Brano riportato
Prima della straordinaria fioritura artistica poi mitizzata nel termine "classicismo" Vienna era ancora "provincia italiana". La decadenza della Hofkapelle segnò una sorta di capitolazione dei musicisti locali di fronte all'importazione disordinata di autori e stili. Nell'ultimo trentennio del Settecento il ruolo dell'Italia come fulcro dell'Europa musicale venne declinando contemporaneamente all'ascesa della triade viennese, Franz Joseph Haydn, Wolfgang Amadeus Mozart, Beethoven, che non era isolata ma rappresentava la punta più avanzata di una serie di esperienze musicali importantissime e di un'intera generazione di autori, in parte provenienti dalla cosiddetta scuola di Mannheim, in parte attivi come pianisti e compositori nella capitale austriaca.
L'attivismo frenetico della Vienna di fine '700 si specchiava nella disponibilità dei mecenati e nell'intensa presenza esecutiva dei concerti pubblici, in particolare di quelli organizzati nel periodo di Quaresima e di Natale, quando cioè i teatri erano chiusi, da Gassmann, fondatore nel 1772 della Tonkunstler-Sozietat.

Dati forniti
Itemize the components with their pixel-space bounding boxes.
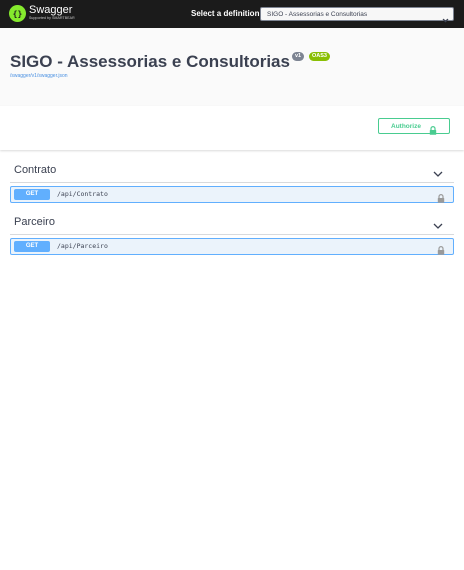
tag-header-contrato[interactable]: Contrato <box>10 158 454 183</box>
lock-icon[interactable] <box>437 190 445 208</box>
method-badge: GET <box>14 189 50 200</box>
definition-select[interactable]: SIGO - Assessorias e Consultorias <box>260 7 454 23</box>
logo-text: Swagger <box>29 4 73 16</box>
authorize-label: Authorize <box>391 123 421 130</box>
svg-text:{}: {} <box>13 10 23 19</box>
opblock-get-parceiro[interactable]: GET /api/Parceiro <box>10 238 454 255</box>
lock-icon[interactable] <box>437 242 445 260</box>
version-badge: v1 <box>292 52 305 61</box>
api-title: SIGO - Assessorias e Consultorias <box>10 52 290 71</box>
chevron-down-icon <box>442 11 449 29</box>
tag-header-parceiro[interactable]: Parceiro <box>10 210 454 235</box>
swagger-logo-icon: {} <box>9 5 26 22</box>
authorize-button[interactable]: Authorize <box>378 118 450 135</box>
spec-url-link[interactable]: /swagger/v1/swagger.json <box>10 73 68 80</box>
chevron-down-icon <box>433 217 443 235</box>
lock-icon <box>429 122 437 140</box>
method-badge: GET <box>14 241 50 252</box>
opblock-get-contrato[interactable]: GET /api/Contrato <box>10 186 454 203</box>
definition-select-value: SIGO - Assessorias e Consultorias <box>267 11 368 18</box>
tag-name: Contrato <box>14 164 57 176</box>
logo-subtext: Supported by SMARTBEAR <box>29 16 75 20</box>
definition-label: Select a definition <box>191 9 260 18</box>
operation-path: /api/Parceiro <box>57 242 108 250</box>
chevron-down-icon <box>433 165 443 183</box>
oas-badge: OAS3 <box>309 52 330 61</box>
tag-name: Parceiro <box>14 216 55 228</box>
topbar: {} Swagger Supported by SMARTBEAR Select… <box>0 0 464 28</box>
operation-path: /api/Contrato <box>57 190 108 198</box>
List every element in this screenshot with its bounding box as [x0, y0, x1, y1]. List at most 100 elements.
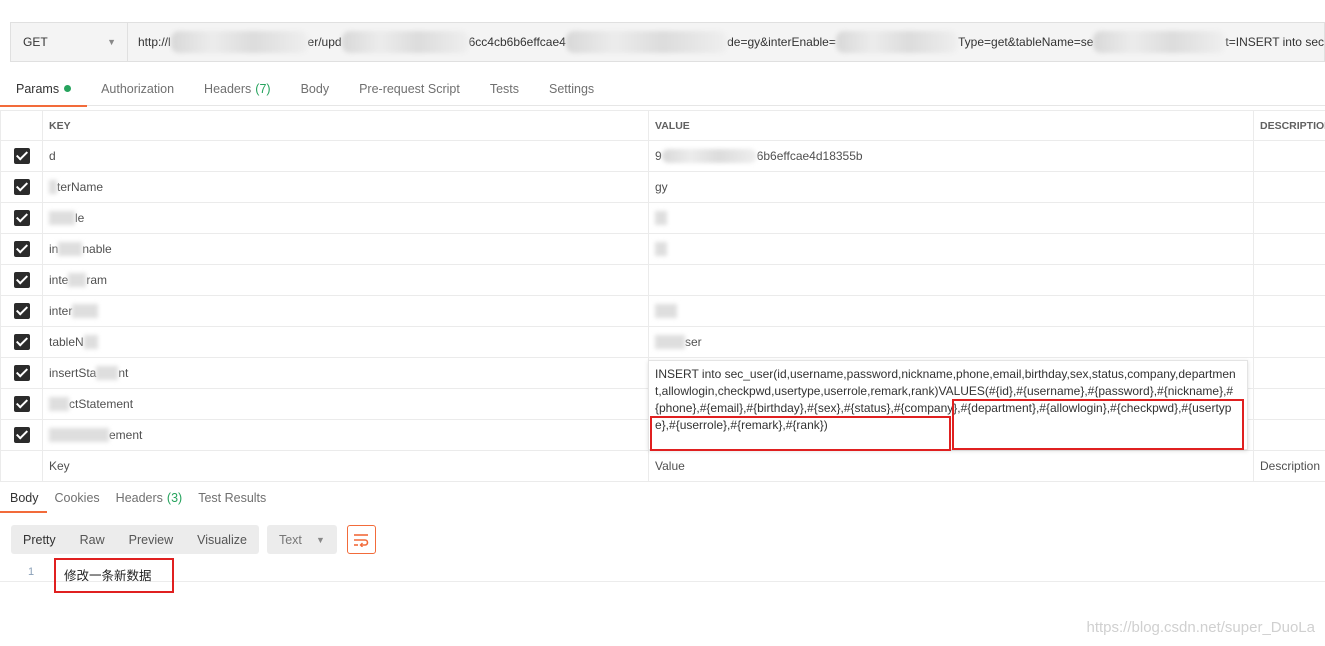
param-key: ement — [109, 427, 143, 442]
value-column-header: VALUE — [648, 110, 1254, 141]
redaction-blur — [565, 31, 728, 53]
tab-response-body[interactable]: Body — [0, 484, 46, 513]
param-row: tableN ser — [0, 326, 1325, 358]
param-description-cell[interactable] — [1253, 357, 1325, 389]
param-row: inte ram — [0, 264, 1325, 296]
redaction-blur — [49, 180, 57, 195]
redaction-blur — [661, 149, 757, 164]
param-key: le — [75, 210, 85, 225]
param-key-cell[interactable]: inter — [42, 295, 649, 327]
param-value-cell[interactable] — [648, 295, 1254, 327]
param-key: terName — [57, 179, 104, 194]
param-key-cell[interactable]: insertSta nt — [42, 357, 649, 389]
param-description-cell[interactable] — [1253, 171, 1325, 203]
checkbox-checked-icon[interactable] — [13, 334, 30, 350]
url-input[interactable]: http://l er/upd 6cc4cb6b6effcae4 de=gy&i… — [128, 23, 1324, 61]
param-row: inter — [0, 295, 1325, 327]
tab-pre-request-script[interactable]: Pre-request Script — [359, 72, 460, 106]
param-value-cell[interactable]: 9 6b6effcae4d18355b — [648, 140, 1254, 172]
tab-cookies[interactable]: Cookies — [55, 484, 100, 512]
param-description-cell[interactable] — [1253, 326, 1325, 358]
redaction-blur — [655, 304, 677, 319]
tab-response-headers[interactable]: Headers (3) — [116, 484, 183, 512]
param-value-cell[interactable] — [648, 264, 1254, 296]
checkbox-checked-icon[interactable] — [13, 365, 30, 381]
params-header-row: KEY VALUE DESCRIPTION — [0, 110, 1325, 141]
tab-count: (3) — [166, 491, 183, 505]
checkbox-checked-icon[interactable] — [13, 210, 30, 226]
param-key-cell[interactable]: in nable — [42, 233, 649, 265]
url-part: er/upd — [307, 35, 342, 49]
view-mode-group: Pretty Raw Preview Visualize — [11, 525, 259, 554]
param-value: 9 — [655, 148, 662, 163]
checkbox-checked-icon[interactable] — [13, 272, 30, 288]
param-description-cell[interactable] — [1253, 140, 1325, 172]
method-select[interactable]: GET ▼ — [11, 23, 128, 61]
checkbox-checked-icon[interactable] — [13, 148, 30, 164]
param-key-cell[interactable]: d — [42, 140, 649, 172]
tab-authorization[interactable]: Authorization — [101, 72, 174, 106]
param-description-cell[interactable] — [1253, 264, 1325, 296]
view-raw-button[interactable]: Raw — [68, 525, 117, 554]
url-part: Type=get&tableName=se — [958, 35, 1094, 49]
param-new-row: Key Value Description — [0, 450, 1325, 482]
tab-settings[interactable]: Settings — [549, 72, 594, 106]
tab-tests[interactable]: Tests — [490, 72, 519, 106]
wrap-lines-button[interactable] — [346, 525, 376, 554]
redaction-blur — [655, 211, 667, 226]
tab-test-results[interactable]: Test Results — [198, 484, 266, 512]
param-description-cell[interactable] — [1253, 202, 1325, 234]
tab-params[interactable]: Params — [0, 72, 88, 107]
view-preview-button[interactable]: Preview — [117, 525, 185, 554]
param-key: in — [49, 241, 59, 256]
param-row: in nable — [0, 233, 1325, 265]
param-key-cell[interactable]: tableN — [42, 326, 649, 358]
param-description-cell[interactable] — [1253, 419, 1325, 451]
param-description-cell[interactable] — [1253, 295, 1325, 327]
checkbox-checked-icon[interactable] — [13, 241, 30, 257]
checkbox-checked-icon[interactable] — [13, 427, 30, 443]
param-value: 6b6effcae4d18355b — [756, 148, 863, 163]
param-description-cell[interactable] — [1253, 388, 1325, 420]
param-row: d 9 6b6effcae4d18355b — [0, 140, 1325, 172]
new-description-input[interactable]: Description — [1253, 450, 1325, 482]
checkbox-checked-icon[interactable] — [13, 303, 30, 319]
tab-label: Body — [300, 81, 330, 96]
param-key-cell[interactable]: terName — [42, 171, 649, 203]
param-value-cell[interactable]: gy — [648, 171, 1254, 203]
redaction-blur — [83, 335, 98, 350]
new-key-input[interactable]: Key — [42, 450, 649, 482]
param-key: tableN — [49, 334, 84, 349]
param-key-cell[interactable]: ctStatement — [42, 388, 649, 420]
tab-headers[interactable]: Headers (7) — [204, 72, 271, 106]
param-key-cell[interactable]: inte ram — [42, 264, 649, 296]
checkbox-checked-icon[interactable] — [13, 179, 30, 195]
request-bar: GET ▼ http://l er/upd 6cc4cb6b6effcae4 d… — [10, 22, 1325, 62]
format-select[interactable]: Text ▼ — [266, 525, 337, 554]
watermark: https://blog.csdn.net/super_DuoLa — [1086, 619, 1316, 636]
chevron-down-icon: ▼ — [107, 37, 116, 47]
tab-label: Body — [10, 491, 39, 505]
param-key-cell[interactable]: ement — [42, 419, 649, 451]
param-value-cell[interactable]: ser — [648, 326, 1254, 358]
description-column-header: DESCRIPTION — [1253, 110, 1325, 141]
param-key: nable — [82, 241, 112, 256]
view-pretty-button[interactable]: Pretty — [11, 525, 68, 554]
view-visualize-button[interactable]: Visualize — [185, 525, 259, 554]
checkbox-checked-icon[interactable] — [13, 396, 30, 412]
param-key-cell[interactable]: le — [42, 202, 649, 234]
request-tabs: Params Authorization Headers (7) Body Pre… — [0, 72, 1325, 107]
param-value-cell[interactable] — [648, 233, 1254, 265]
redaction-blur — [170, 31, 308, 53]
line-number: 1 — [28, 566, 35, 578]
response-body[interactable]: 1 修改一条新数据 — [0, 562, 1325, 583]
redaction-blur — [72, 304, 99, 319]
key-column-header: KEY — [42, 110, 649, 141]
new-value-input[interactable]: Value — [648, 450, 1254, 482]
param-value-cell[interactable] — [648, 202, 1254, 234]
param-description-cell[interactable] — [1253, 233, 1325, 265]
highlight-box — [952, 399, 1244, 450]
tab-body[interactable]: Body — [301, 72, 330, 106]
param-key: inte — [49, 272, 69, 287]
param-key: d — [49, 149, 56, 163]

Istruzioni da seguire
Riprenda il testo sulla vita musicale di Vienna nel tardo Settecento e lo prosegua a partire dall'ultima frase.

Risposta al compito
Nel 1765, in occasione delle nozze fra Giuseppe II e Maria Giuseppina di Baviera, andò in scena la prima rappresentazione dell'opera di Metastasio intitolata il Parnasso confuso corredata dallo spartito di una stella nascente del firmamento musicale: Christoph Willibald Gluck.
Senonchè questo riformatore del melodramma non si riconobbe più nei libretti del Metastasio e trovò in Ranieri de' Calzabigi, che era un funzionario delle finanze austriache, un altro letterato italiano capace di fornire testi meglio corrispondenti alle intenzioni del compositore. L'opera Alceste, frutto della loro collaborazione, andò in scena per la prima volta al teatro di corte di Schonbrunn nel 1767.
Il soggetto era ispirato, come sempre, all'antichità classica, tuttavia quest'ultima non servì più da supporto per scene-madri riferite all'attualità, ma da fondale per ideali atemporali. I nuovi eroi e le nuove eroine non incedevano più sul palcoscenico come se fossero alla corte del Re Sole, ma cercavano, sulle orme degli antichi, intesi ora come personaggi-simbolo di un'esemplare luminosità, di accostarsi alla loro eletta semplicità oppure umile grandezza.
L'imperatrice Maria Teresa, pur disposta a vedere la tradizione piegata alle esigenze della modernità, esitò ad approvare la nuova musica. Già nel 1762 aveva assistito a Vienna alla rappresentazioni dell'Orfeo ed Euridice di Gluck, e quest'opera non le era particolarmente piaciuta. Poi però, quando le dissero che il pubblico non risparmiava le lodi, volle vederla e ascoltarla una seconda volta e, dopo lo spettacolo, donò al librettista Calzabigi un anello di brillanti e al musicista Gluck cento ducati.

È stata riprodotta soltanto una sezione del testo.